→ Instructions to follow
Give the entries again exactly, every one of them.

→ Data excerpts
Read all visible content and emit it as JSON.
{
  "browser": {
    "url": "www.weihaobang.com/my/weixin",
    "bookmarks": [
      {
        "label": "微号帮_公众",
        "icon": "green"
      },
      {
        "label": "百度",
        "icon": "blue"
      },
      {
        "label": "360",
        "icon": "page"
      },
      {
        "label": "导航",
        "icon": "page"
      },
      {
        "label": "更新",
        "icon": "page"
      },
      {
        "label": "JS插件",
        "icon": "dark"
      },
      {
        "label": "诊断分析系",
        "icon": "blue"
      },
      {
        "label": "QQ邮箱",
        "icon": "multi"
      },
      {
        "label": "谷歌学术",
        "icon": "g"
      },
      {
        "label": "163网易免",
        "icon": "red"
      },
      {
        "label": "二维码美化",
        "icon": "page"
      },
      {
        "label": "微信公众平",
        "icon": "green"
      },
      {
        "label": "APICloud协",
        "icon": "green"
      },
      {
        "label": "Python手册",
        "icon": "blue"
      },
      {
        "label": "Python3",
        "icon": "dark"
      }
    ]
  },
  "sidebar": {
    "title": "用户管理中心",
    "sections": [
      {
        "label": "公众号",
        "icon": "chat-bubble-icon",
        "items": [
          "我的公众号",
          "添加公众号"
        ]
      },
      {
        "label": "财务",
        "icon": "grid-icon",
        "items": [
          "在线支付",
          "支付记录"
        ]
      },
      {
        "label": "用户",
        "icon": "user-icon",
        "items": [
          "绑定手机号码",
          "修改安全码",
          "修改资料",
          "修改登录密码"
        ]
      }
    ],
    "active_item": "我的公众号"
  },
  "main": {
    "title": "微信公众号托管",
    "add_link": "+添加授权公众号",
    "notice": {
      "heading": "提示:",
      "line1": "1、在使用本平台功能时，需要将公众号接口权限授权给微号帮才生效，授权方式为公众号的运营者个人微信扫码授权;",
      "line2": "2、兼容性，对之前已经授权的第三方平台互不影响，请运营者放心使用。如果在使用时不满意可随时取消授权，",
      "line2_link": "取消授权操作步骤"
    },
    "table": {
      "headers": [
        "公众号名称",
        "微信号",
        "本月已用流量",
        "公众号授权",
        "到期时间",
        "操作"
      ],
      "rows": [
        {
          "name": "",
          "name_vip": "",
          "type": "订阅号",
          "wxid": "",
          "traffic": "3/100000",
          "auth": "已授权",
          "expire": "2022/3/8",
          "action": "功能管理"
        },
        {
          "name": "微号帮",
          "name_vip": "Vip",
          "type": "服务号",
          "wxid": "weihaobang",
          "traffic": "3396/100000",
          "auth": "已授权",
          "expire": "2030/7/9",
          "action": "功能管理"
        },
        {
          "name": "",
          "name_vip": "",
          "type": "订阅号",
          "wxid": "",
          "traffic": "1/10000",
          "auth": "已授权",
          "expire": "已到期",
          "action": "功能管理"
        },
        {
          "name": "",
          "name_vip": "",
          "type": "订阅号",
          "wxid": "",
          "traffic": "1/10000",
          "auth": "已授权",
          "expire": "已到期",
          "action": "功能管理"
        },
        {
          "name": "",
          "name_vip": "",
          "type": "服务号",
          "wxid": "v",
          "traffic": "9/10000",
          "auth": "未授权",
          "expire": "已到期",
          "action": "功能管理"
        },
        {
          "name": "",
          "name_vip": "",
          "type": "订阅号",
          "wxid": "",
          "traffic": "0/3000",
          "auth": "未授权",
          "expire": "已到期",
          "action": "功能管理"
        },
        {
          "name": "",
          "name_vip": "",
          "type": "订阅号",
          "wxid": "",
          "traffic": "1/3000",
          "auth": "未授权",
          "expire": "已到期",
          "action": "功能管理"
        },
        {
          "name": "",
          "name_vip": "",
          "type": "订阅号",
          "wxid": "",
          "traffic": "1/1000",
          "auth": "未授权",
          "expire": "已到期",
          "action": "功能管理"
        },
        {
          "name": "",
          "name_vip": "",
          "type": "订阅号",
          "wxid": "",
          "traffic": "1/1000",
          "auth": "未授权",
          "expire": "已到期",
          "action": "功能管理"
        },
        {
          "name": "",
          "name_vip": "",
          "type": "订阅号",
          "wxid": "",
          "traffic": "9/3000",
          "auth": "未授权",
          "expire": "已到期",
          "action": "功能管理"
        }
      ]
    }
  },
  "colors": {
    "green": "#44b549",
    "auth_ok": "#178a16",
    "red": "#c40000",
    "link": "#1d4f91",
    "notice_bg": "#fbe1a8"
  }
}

→ Expected output
Read all visible content and emit it as JSON.
{
  "browser": {
    "url": "www.weihaobang.com/my/weixin",
    "bookmarks": [
      {
        "label": "微号帮_公众",
        "icon": "green"
      },
      {
        "label": "百度",
        "icon": "blue"
      },
      {
        "label": "360",
        "icon": "page"
      },
      {
        "label": "导航",
        "icon": "page"
      },
      {
        "label": "更新",
        "icon": "page"
      },
      {
        "label": "JS插件",
        "icon": "dark"
      },
      {
        "label": "诊断分析系",
        "icon": "blue"
      },
      {
        "label": "QQ邮箱",
        "icon": "multi"
      },
      {
        "label": "谷歌学术",
        "icon": "g"
      },
      {
        "label": "163网易免",
        "icon": "red"
      },
      {
        "label": "二维码美化",
        "icon": "page"
      },
      {
        "label": "微信公众平",
        "icon": "green"
      },
      {
        "label": "APICloud协",
        "icon": "green"
      },
      {
        "label": "Python手册",
        "icon": "blue"
      },
      {
        "label": "Python3",
        "icon": "dark"
      }
    ]
  },
  "sidebar": {
    "title": "用户管理中心",
    "sections": [
      {
        "label": "公众号",
        "icon": "chat-bubble-icon",
        "items": [
          "我的公众号",
          "添加公众号"
        ]
      },
      {
        "label": "财务",
        "icon": "grid-icon",
        "items": [
          "在线支付",
          "支付记录"
        ]
      },
      {
        "label": "用户",
        "icon": "user-icon",
        "items": [
          "绑定手机号码",
          "修改安全码",
          "修改资料",
          "修改登录密码"
        ]
      }
    ],
    "active_item": "我的公众号"
  },
  "main": {
    "title": "微信公众号托管",
    "add_link": "+添加授权公众号",
    "notice": {
      "heading": "提示:",
      "line1": "1、在使用本平台功能时，需要将公众号接口权限授权给微号帮才生效，授权方式为公众号的运营者个人微信扫码授权;",
      "line2": "2、兼容性，对之前已经授权的第三方平台互不影响，请运营者放心使用。如果在使用时不满意可随时取消授权，",
      "line2_link": "取消授权操作步骤"
    },
    "table": {
      "headers": [
        "公众号名称",
        "微信号",
        "本月已用流量",
        "公众号授权",
        "到期时间",
        "操作"
      ],
      "rows": [
        {
          "name": "",
          "name_vip": "",
          "type": "订阅号",
          "wxid": "",
          "traffic": "3/100000",
          "auth": "已授权",
          "expire": "2022/3/8",
          "action": "功能管理"
        },
        {
          "name": "微号帮",
          "name_vip": "Vip",
          "type": "服务号",
          "wxid": "weihaobang",
          "traffic": "3396/100000",
          "auth": "已授权",
          "expire": "2030/7/9",
          "action": "功能管理"
        },
        {
          "name": "",
          "name_vip": "",
          "type": "订阅号",
          "wxid": "",
          "traffic": "1/10000",
          "auth": "已授权",
          "expire": "已到期",
          "action": "功能管理"
        },
        {
          "name": "",
          "name_vip": "",
          "type": "订阅号",
          "wxid": "",
          "traffic": "1/10000",
          "auth": "已授权",
          "expire": "已到期",
          "action": "功能管理"
        },
        {
          "name": "",
          "name_vip": "",
          "type": "服务号",
          "wxid": "v",
          "traffic": "9/10000",
          "auth": "未授权",
          "expire": "已到期",
          "action": "功能管理"
        },
        {
          "name": "",
          "name_vip": "",
          "type": "订阅号",
          "wxid": "",
          "traffic": "0/3000",
          "auth": "未授权",
          "expire": "已到期",
          "action": "功能管理"
        },
        {
          "name": "",
          "name_vip": "",
          "type": "订阅号",
          "wxid": "",
          "traffic": "1/3000",
          "auth": "未授权",
          "expire": "已到期",
          "action": "功能管理"
        },
        {
          "name": "",
          "name_vip": "",
          "type": "订阅号",
          "wxid": "",
          "traffic": "1/1000",
          "auth": "未授权",
          "expire": "已到期",
          "action": "功能管理"
        },
        {
          "name": "",
          "name_vip": "",
          "type": "订阅号",
          "wxid": "",
          "traffic": "1/1000",
          "auth": "未授权",
          "expire": "已到期",
          "action": "功能管理"
        },
        {
          "name": "",
          "name_vip": "",
          "type": "订阅号",
          "wxid": "",
          "traffic": "9/3000",
          "auth": "未授权",
          "expire": "已到期",
          "action": "功能管理"
        }
      ]
    }
  },
  "colors": {
    "green": "#44b549",
    "auth_ok": "#178a16",
    "red": "#c40000",
    "link": "#1d4f91",
    "notice_bg": "#fbe1a8"
  }
}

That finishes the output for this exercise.